Aim of the exercise ->
Copy out every line of the rows below word for word.

Entries from a dataset:
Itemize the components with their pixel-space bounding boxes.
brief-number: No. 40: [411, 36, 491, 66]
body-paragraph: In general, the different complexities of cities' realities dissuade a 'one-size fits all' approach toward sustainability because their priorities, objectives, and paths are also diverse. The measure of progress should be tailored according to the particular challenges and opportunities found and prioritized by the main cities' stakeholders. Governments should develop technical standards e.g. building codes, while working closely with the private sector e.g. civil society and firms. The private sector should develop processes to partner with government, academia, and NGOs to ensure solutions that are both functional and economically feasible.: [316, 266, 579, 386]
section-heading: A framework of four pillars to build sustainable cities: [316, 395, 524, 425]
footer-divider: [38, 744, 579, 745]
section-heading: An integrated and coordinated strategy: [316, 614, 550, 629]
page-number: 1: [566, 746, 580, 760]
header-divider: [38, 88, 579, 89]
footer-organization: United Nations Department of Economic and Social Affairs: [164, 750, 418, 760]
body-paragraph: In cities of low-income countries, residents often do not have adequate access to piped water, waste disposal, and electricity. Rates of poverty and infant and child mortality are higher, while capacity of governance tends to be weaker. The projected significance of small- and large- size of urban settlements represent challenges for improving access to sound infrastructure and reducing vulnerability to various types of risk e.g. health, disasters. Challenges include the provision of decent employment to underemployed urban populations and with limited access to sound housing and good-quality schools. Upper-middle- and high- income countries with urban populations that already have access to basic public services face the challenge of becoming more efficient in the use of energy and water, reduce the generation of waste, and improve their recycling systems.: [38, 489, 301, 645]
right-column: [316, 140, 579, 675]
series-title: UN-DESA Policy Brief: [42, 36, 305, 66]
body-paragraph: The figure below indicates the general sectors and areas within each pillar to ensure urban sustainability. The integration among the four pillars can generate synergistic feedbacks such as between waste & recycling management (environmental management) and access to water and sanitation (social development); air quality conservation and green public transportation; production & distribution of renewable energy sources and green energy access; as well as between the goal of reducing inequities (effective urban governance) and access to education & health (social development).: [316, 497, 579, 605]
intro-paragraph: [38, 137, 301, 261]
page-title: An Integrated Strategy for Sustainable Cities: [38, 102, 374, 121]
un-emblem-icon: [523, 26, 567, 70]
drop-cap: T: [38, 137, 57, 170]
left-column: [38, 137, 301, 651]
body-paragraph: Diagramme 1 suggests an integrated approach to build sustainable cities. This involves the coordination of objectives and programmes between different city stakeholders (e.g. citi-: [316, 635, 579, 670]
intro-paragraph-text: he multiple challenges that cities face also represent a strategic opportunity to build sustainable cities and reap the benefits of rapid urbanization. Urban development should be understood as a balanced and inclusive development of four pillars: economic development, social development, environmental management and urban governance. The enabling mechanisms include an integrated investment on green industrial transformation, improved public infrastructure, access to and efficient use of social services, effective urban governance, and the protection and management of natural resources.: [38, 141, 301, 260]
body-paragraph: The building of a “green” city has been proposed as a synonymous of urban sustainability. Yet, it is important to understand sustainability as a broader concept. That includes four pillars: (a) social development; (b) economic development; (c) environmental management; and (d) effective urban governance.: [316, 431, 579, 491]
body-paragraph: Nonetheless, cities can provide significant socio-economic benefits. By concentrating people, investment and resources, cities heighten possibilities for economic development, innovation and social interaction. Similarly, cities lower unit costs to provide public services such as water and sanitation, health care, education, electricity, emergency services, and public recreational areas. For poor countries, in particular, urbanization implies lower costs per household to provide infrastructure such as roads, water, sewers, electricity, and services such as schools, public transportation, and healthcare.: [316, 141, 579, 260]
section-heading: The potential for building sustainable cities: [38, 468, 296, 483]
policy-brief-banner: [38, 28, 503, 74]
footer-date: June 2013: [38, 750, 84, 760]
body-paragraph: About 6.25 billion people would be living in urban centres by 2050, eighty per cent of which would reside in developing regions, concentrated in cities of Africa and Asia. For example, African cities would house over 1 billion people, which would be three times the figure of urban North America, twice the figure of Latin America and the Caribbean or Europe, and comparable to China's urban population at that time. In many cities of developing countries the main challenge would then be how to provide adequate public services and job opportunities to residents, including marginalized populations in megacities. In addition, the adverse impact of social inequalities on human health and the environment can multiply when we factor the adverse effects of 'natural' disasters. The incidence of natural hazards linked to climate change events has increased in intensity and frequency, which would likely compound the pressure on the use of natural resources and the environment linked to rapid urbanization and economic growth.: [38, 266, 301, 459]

Result of this exercise ->
Itemize the components with their pixel-space bounding boxes.
brief-number: No. 40: [411, 36, 491, 66]
body-paragraph: In general, the different complexities of cities' realities dissuade a 'one-size fits all' approach toward sustainability because their priorities, objectives, and paths are also diverse. The measure of progress should be tailored according to the particular challenges and opportunities found and prioritized by the main cities' stakeholders. Governments should develop technical standards e.g. building codes, while working closely with the private sector e.g. civil society and firms. The private sector should develop processes to partner with government, academia, and NGOs to ensure solutions that are both functional and economically feasible.: [316, 266, 579, 386]
section-heading: A framework of four pillars to build sustainable cities: [316, 395, 524, 425]
footer-divider: [38, 744, 579, 745]
section-heading: An integrated and coordinated strategy: [316, 614, 550, 629]
page-number: 1: [566, 746, 580, 760]
header-divider: [38, 88, 579, 89]
footer-organization: United Nations Department of Economic and Social Affairs: [164, 750, 418, 760]
body-paragraph: In cities of low-income countries, residents often do not have adequate access to piped water, waste disposal, and electricity. Rates of poverty and infant and child mortality are higher, while capacity of governance tends to be weaker. The projected significance of small- and large- size of urban settlements represent challenges for improving access to sound infrastructure and reducing vulnerability to various types of risk e.g. health, disasters. Challenges include the provision of decent employment to underemployed urban populations and with limited access to sound housing and good-quality schools. Upper-middle- and high- income countries with urban populations that already have access to basic public services face the challenge of becoming more efficient in the use of energy and water, reduce the generation of waste, and improve their recycling systems.: [38, 489, 301, 645]
right-column: [316, 140, 579, 675]
series-title: UN-DESA Policy Brief: [42, 36, 305, 66]
body-paragraph: The figure below indicates the general sectors and areas within each pillar to ensure urban sustainability. The integration among the four pillars can generate synergistic feedbacks such as between waste & recycling management (environmental management) and access to water and sanitation (social development); air quality conservation and green public transportation; production & distribution of renewable energy sources and green energy access; as well as between the goal of reducing inequities (effective urban governance) and access to education & health (social development).: [316, 497, 579, 605]
intro-paragraph: [38, 137, 301, 261]
page-title: An Integrated Strategy for Sustainable Cities: [38, 102, 374, 121]
un-emblem-icon: [523, 26, 567, 70]
drop-cap: T: [38, 137, 57, 170]
left-column: [38, 137, 301, 651]
body-paragraph: Diagramme 1 suggests an integrated approach to build sustainable cities. This involves the coordination of objectives and programmes between different city stakeholders (e.g. citi-: [316, 635, 579, 670]
intro-paragraph-text: he multiple challenges that cities face also represent a strategic opportunity to build sustainable cities and reap the benefits of rapid urbanization. Urban development should be understood as a balanced and inclusive development of four pillars: economic development, social development, environmental management and urban governance. The enabling mechanisms include an integrated investment on green industrial transformation, improved public infrastructure, access to and efficient use of social services, effective urban governance, and the protection and management of natural resources.: [38, 141, 301, 260]
body-paragraph: The building of a “green” city has been proposed as a synonymous of urban sustainability. Yet, it is important to understand sustainability as a broader concept. That includes four pillars: (a) social development; (b) economic development; (c) environmental management; and (d) effective urban governance.: [316, 431, 579, 491]
body-paragraph: Nonetheless, cities can provide significant socio-economic benefits. By concentrating people, investment and resources, cities heighten possibilities for economic development, innovation and social interaction. Similarly, cities lower unit costs to provide public services such as water and sanitation, health care, education, electricity, emergency services, and public recreational areas. For poor countries, in particular, urbanization implies lower costs per household to provide infrastructure such as roads, water, sewers, electricity, and services such as schools, public transportation, and healthcare.: [316, 141, 579, 260]
section-heading: The potential for building sustainable cities: [38, 468, 296, 483]
policy-brief-banner: [38, 28, 503, 74]
footer-date: June 2013: [38, 750, 84, 760]
body-paragraph: About 6.25 billion people would be living in urban centres by 2050, eighty per cent of which would reside in developing regions, concentrated in cities of Africa and Asia. For example, African cities would house over 1 billion people, which would be three times the figure of urban North America, twice the figure of Latin America and the Caribbean or Europe, and comparable to China's urban population at that time. In many cities of developing countries the main challenge would then be how to provide adequate public services and job opportunities to residents, including marginalized populations in megacities. In addition, the adverse impact of social inequalities on human health and the environment can multiply when we factor the adverse effects of 'natural' disasters. The incidence of natural hazards linked to climate change events has increased in intensity and frequency, which would likely compound the pressure on the use of natural resources and the environment linked to rapid urbanization and economic growth.: [38, 266, 301, 459]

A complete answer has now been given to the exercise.